• PROBLEM DETAILS: Read the lines below. Copy out any that hold the string "habe".
━━━━━ RECORDED DATA
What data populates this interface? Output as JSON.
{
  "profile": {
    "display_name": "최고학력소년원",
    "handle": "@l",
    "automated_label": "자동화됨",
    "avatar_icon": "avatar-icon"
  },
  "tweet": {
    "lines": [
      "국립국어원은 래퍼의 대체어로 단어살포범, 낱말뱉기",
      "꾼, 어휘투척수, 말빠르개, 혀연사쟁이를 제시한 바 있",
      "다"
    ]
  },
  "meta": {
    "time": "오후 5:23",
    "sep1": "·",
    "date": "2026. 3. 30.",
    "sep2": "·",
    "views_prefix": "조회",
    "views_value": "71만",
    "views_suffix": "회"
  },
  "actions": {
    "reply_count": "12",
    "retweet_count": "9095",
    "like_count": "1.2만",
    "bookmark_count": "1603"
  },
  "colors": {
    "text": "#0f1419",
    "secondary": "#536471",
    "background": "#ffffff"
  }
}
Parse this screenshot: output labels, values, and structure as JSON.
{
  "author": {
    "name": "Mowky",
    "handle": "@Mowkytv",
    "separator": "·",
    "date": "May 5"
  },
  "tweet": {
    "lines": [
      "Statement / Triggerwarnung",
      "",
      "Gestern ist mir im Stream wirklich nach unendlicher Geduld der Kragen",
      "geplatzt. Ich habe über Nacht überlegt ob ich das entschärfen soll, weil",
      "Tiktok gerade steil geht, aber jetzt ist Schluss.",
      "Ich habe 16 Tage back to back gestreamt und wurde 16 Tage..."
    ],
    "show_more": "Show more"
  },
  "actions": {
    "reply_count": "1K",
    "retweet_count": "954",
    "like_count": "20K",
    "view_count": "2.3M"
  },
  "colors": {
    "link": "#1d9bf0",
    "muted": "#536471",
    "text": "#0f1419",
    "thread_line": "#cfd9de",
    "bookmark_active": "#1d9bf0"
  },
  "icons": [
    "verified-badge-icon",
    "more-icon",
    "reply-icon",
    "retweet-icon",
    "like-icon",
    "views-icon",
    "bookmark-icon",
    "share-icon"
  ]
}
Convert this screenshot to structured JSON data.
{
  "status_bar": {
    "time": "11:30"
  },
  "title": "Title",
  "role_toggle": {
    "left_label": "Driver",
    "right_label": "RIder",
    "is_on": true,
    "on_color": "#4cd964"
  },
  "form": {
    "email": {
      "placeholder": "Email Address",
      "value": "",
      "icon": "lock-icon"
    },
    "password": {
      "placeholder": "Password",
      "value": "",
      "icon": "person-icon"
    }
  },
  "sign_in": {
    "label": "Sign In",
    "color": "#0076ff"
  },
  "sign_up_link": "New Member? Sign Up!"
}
━━━━━━━━━━
• EXPECTED ANSWER:
      "geplatzt. Ich habe über Nacht überlegt ob ich das entschärfen soll, weil",
      "Ich habe 16 Tage back to back gestreamt und wurde 16 Tage..."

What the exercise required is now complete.